**Exercise**
Show every line that has the string "encrypted" in it.

**Provided information**
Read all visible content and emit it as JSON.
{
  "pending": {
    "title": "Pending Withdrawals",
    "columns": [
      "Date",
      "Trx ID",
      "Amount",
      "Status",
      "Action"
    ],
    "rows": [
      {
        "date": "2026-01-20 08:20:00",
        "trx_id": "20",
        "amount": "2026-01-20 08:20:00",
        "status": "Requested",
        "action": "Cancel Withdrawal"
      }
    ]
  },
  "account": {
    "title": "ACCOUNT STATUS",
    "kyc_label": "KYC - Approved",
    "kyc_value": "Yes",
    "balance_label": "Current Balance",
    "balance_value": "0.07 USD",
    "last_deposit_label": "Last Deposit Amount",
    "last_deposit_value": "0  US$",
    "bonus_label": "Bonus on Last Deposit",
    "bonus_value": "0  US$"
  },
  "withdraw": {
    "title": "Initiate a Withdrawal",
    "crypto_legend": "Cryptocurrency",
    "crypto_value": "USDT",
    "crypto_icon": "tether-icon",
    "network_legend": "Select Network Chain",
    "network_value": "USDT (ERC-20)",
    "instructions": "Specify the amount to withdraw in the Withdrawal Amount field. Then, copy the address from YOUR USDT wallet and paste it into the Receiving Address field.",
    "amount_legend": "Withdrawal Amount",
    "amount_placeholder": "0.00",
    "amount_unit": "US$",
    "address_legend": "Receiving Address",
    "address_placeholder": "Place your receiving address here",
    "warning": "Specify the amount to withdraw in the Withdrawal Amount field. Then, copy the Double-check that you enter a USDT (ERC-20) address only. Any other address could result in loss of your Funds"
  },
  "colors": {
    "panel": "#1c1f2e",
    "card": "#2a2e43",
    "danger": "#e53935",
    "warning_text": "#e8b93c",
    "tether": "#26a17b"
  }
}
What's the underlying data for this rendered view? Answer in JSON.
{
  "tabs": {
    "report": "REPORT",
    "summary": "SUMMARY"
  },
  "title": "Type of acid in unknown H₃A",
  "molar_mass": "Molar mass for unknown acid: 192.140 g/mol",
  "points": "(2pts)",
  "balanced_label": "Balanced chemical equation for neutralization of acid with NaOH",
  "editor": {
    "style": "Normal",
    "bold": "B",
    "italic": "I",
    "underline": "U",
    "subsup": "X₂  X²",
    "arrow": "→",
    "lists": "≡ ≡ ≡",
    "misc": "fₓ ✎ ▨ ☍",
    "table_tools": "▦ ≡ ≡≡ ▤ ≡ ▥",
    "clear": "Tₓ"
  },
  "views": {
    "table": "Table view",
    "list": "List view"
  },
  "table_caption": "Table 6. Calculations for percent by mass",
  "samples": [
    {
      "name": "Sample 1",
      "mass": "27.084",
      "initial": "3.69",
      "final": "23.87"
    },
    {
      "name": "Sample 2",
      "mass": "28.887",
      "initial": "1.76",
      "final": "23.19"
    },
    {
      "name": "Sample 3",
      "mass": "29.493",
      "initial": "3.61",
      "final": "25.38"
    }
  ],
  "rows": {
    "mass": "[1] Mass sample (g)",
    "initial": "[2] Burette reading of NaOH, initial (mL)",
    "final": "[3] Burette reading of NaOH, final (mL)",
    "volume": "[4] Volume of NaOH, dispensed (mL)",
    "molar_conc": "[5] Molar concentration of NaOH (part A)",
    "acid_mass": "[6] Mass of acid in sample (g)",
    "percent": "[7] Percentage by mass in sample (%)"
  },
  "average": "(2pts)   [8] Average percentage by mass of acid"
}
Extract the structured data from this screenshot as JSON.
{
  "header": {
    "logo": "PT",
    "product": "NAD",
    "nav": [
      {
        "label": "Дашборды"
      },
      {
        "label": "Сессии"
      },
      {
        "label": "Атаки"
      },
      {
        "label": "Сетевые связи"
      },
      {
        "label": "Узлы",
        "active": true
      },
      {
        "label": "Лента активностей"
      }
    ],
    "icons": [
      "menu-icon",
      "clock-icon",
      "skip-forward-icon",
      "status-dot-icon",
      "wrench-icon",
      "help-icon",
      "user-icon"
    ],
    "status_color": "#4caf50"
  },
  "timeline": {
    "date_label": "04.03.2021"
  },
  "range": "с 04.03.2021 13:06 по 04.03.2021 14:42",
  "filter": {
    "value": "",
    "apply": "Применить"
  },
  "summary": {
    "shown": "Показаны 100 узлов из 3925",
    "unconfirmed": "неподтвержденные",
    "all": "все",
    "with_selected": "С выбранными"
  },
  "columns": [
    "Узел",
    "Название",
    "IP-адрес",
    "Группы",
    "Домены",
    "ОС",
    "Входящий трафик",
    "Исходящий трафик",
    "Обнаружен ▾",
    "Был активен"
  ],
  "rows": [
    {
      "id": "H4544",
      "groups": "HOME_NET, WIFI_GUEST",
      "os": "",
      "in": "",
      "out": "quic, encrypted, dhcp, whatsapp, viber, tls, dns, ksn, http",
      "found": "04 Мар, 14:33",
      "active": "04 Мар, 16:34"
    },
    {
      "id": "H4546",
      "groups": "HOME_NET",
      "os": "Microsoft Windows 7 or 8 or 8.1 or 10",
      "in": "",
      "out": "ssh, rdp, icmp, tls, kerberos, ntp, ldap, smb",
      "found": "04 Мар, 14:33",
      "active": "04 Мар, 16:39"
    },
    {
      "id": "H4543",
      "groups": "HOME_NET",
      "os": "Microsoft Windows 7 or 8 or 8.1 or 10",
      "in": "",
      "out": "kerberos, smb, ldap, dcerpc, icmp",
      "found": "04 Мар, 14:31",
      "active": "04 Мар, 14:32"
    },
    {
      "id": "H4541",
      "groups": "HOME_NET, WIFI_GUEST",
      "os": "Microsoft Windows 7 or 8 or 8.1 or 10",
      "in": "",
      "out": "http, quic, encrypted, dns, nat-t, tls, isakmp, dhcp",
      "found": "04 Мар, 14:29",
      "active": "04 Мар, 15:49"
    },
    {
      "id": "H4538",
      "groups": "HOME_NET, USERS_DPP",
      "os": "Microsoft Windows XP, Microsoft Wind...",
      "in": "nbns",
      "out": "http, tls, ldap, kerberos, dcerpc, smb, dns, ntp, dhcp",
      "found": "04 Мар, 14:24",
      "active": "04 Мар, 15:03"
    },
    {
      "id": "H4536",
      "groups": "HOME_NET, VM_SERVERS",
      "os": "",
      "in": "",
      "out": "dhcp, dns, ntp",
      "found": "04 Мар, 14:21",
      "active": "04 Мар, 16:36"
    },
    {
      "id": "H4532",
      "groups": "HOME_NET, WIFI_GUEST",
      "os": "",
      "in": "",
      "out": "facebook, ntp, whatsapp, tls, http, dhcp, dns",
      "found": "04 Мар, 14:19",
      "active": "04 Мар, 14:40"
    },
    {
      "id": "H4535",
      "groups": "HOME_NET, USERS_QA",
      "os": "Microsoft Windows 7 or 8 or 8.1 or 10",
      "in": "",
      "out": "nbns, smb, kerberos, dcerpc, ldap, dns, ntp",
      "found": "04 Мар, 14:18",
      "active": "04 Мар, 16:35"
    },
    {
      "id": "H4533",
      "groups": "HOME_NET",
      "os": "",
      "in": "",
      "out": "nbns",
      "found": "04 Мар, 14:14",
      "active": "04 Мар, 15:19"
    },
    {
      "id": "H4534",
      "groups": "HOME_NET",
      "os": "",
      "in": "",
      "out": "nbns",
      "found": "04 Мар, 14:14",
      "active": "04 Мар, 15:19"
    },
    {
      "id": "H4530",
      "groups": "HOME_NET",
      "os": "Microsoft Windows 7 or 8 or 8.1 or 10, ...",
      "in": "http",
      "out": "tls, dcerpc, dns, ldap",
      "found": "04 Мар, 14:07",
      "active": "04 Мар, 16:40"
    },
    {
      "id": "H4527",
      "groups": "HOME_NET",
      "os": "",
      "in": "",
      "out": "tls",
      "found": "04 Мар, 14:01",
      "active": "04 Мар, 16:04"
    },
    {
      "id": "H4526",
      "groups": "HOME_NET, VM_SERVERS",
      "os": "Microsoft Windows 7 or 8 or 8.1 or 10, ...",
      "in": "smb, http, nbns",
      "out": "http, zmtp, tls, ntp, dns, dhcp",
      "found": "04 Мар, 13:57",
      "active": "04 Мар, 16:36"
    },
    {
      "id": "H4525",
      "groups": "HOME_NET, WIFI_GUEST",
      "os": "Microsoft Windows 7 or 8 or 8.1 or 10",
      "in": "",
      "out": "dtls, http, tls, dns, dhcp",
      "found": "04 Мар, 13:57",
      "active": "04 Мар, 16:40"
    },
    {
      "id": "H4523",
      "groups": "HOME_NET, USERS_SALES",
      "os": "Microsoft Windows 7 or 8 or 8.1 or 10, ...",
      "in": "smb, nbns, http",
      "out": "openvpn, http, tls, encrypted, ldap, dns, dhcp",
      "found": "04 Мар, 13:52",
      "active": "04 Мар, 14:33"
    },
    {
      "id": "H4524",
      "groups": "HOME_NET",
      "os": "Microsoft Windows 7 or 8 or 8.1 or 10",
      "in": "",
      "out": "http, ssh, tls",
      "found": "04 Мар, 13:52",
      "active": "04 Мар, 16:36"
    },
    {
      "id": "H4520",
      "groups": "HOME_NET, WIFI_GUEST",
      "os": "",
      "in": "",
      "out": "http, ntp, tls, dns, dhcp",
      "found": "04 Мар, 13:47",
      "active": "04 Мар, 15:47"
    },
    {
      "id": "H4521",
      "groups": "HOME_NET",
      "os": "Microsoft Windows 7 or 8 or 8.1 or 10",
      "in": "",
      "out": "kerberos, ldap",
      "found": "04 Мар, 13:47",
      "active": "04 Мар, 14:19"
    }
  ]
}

**Output for this task**
      "out": "quic, encrypted, dhcp, whatsapp, viber, tls, dns, ksn, http",
      "out": "http, quic, encrypted, dns, nat-t, tls, isakmp, dhcp",
      "out": "openvpn, http, tls, encrypted, ldap, dns, dhcp",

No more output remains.